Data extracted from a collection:
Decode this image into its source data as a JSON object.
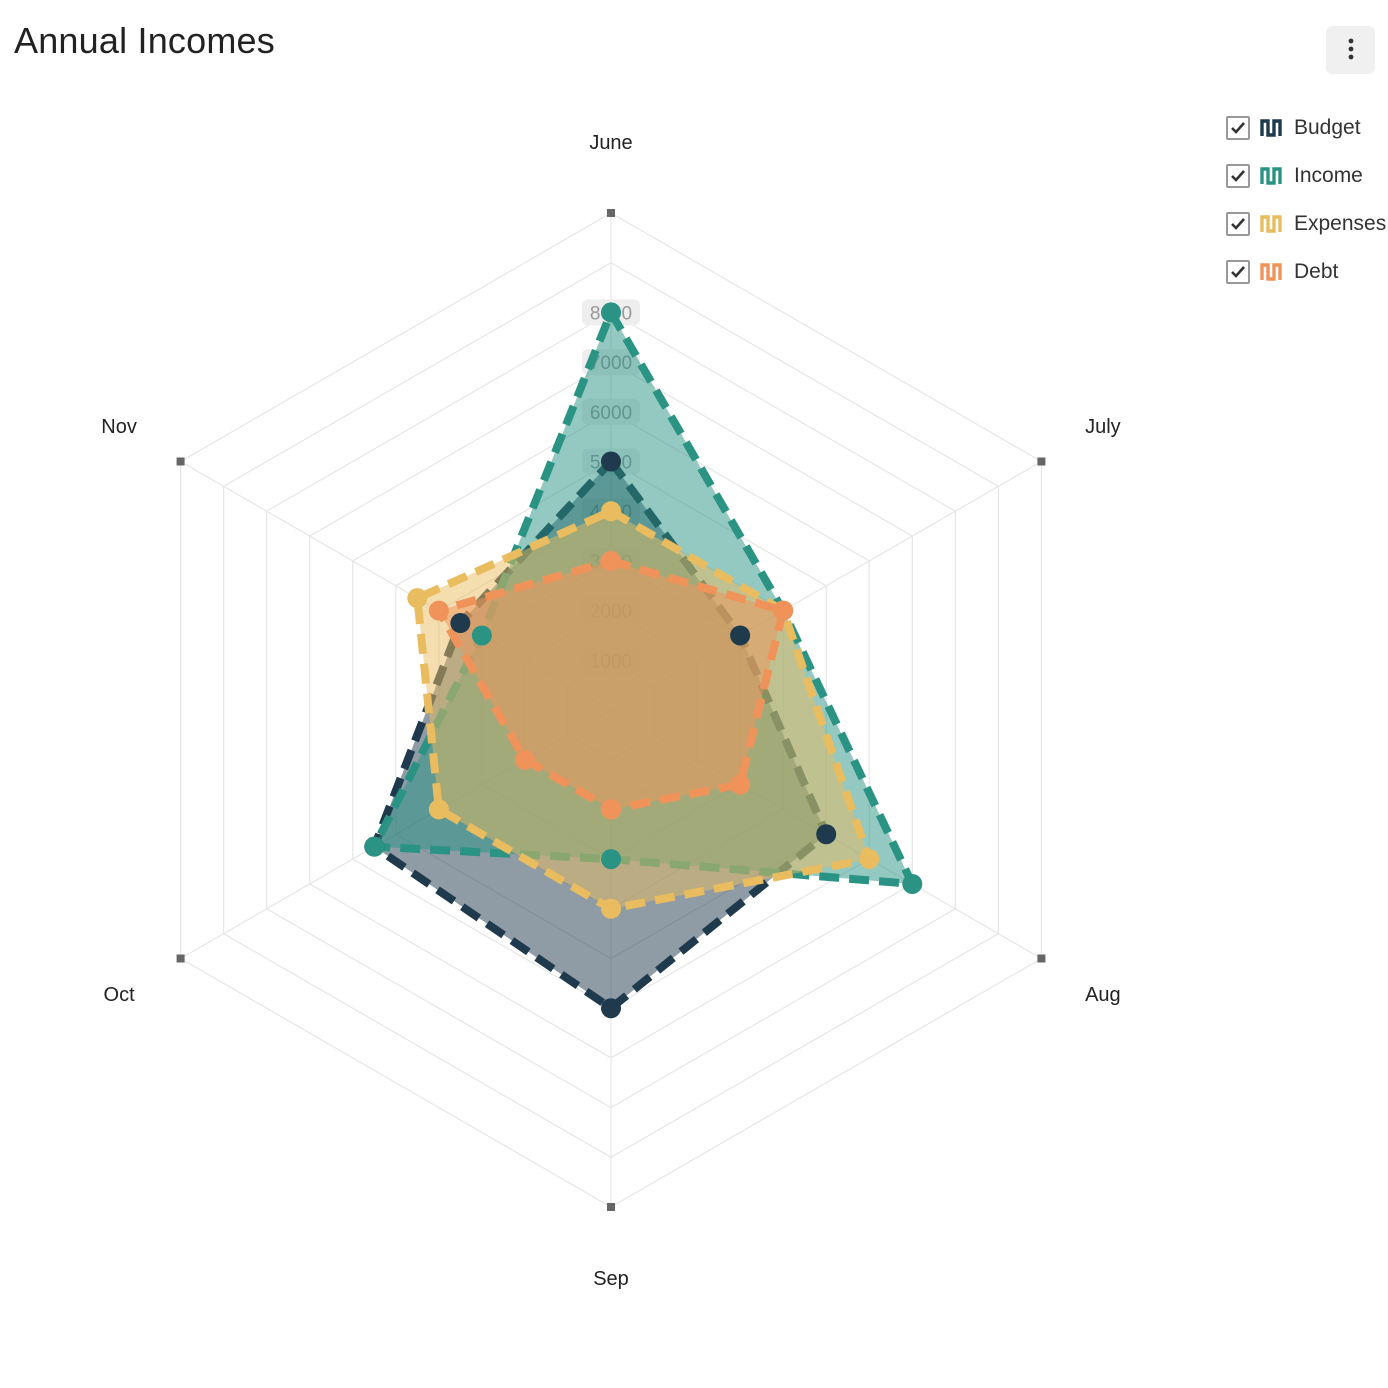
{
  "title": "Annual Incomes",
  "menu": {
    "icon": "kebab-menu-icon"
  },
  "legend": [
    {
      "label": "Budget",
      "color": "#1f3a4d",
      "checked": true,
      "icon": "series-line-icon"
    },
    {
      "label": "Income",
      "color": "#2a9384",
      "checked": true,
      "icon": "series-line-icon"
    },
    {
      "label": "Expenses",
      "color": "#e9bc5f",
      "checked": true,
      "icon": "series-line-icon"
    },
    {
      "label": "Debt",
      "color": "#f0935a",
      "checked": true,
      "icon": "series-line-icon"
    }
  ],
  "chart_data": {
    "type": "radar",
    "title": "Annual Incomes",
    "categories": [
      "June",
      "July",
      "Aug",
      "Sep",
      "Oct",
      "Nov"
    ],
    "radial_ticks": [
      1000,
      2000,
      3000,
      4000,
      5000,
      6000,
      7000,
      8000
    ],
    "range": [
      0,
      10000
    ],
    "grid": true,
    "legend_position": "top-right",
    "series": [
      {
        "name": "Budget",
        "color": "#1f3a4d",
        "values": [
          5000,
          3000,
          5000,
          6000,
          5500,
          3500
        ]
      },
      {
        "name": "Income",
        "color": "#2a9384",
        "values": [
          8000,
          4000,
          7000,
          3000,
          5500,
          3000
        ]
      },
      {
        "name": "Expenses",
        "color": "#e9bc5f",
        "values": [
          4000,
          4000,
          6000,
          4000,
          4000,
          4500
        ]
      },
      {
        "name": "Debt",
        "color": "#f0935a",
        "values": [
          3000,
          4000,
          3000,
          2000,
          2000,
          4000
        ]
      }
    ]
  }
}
* * *
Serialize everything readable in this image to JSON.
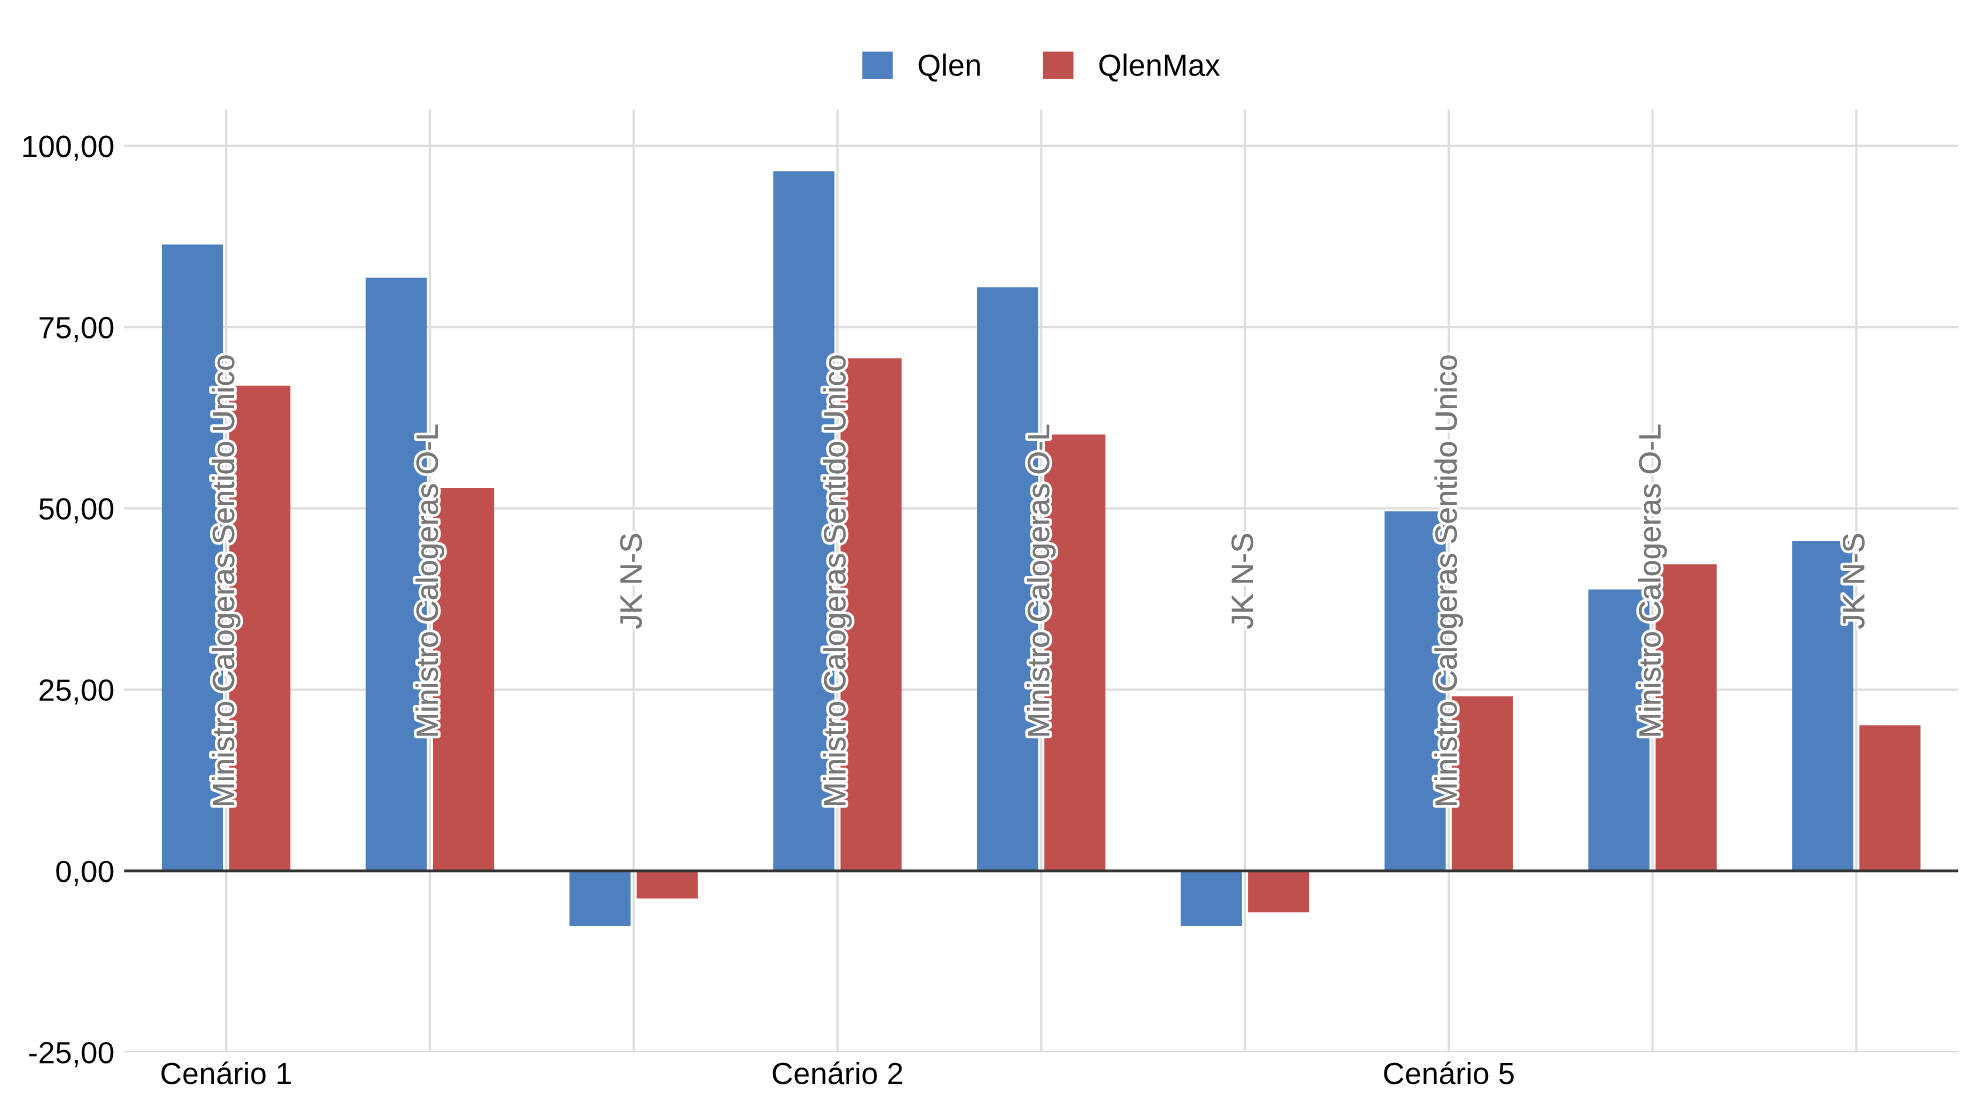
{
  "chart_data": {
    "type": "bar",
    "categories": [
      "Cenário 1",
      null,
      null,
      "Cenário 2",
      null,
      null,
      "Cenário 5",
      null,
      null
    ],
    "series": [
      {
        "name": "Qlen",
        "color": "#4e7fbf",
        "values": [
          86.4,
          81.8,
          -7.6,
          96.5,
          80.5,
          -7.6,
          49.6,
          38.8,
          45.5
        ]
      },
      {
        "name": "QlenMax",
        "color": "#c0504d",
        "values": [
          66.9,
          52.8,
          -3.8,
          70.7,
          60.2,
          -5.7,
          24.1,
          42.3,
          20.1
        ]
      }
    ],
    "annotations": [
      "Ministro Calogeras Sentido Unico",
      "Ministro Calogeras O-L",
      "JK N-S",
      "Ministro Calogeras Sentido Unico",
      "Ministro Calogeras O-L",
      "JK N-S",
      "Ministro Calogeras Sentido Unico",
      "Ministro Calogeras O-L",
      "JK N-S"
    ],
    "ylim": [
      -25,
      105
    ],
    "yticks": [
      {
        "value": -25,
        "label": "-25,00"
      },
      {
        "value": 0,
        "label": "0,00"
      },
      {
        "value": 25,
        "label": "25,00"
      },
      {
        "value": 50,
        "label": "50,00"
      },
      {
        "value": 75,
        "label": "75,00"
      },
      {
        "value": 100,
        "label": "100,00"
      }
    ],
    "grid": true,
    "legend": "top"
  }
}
* * *
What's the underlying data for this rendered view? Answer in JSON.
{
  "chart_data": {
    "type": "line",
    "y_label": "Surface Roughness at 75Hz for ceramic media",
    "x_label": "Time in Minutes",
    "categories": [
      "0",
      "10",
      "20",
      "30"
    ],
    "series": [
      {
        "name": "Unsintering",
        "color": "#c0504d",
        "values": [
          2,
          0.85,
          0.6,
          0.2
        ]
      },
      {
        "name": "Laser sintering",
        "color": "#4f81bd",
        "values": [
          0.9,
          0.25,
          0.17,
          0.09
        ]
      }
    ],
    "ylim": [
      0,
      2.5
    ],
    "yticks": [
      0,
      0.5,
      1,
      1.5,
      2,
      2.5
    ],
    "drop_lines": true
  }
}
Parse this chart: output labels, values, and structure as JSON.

• **PROBLEM STATEMENT**
From the records above, quote only the lines running from the line with "What's the underlying" to the line with "Parse this chart: output", both lines included.

• **SOLUTION TO THIS EXERCISE**
What's the underlying data for this rendered view? Answer in JSON.
{
  "chart_data": {
    "type": "line",
    "y_label": "Surface Roughness at 75Hz for ceramic media",
    "x_label": "Time in Minutes",
    "categories": [
      "0",
      "10",
      "20",
      "30"
    ],
    "series": [
      {
        "name": "Unsintering",
        "color": "#c0504d",
        "values": [
          2,
          0.85,
          0.6,
          0.2
        ]
      },
      {
        "name": "Laser sintering",
        "color": "#4f81bd",
        "values": [
          0.9,
          0.25,
          0.17,
          0.09
        ]
      }
    ],
    "ylim": [
      0,
      2.5
    ],
    "yticks": [
      0,
      0.5,
      1,
      1.5,
      2,
      2.5
    ],
    "drop_lines": true
  }
}
Parse this chart: output labels, values, and structure as JSON.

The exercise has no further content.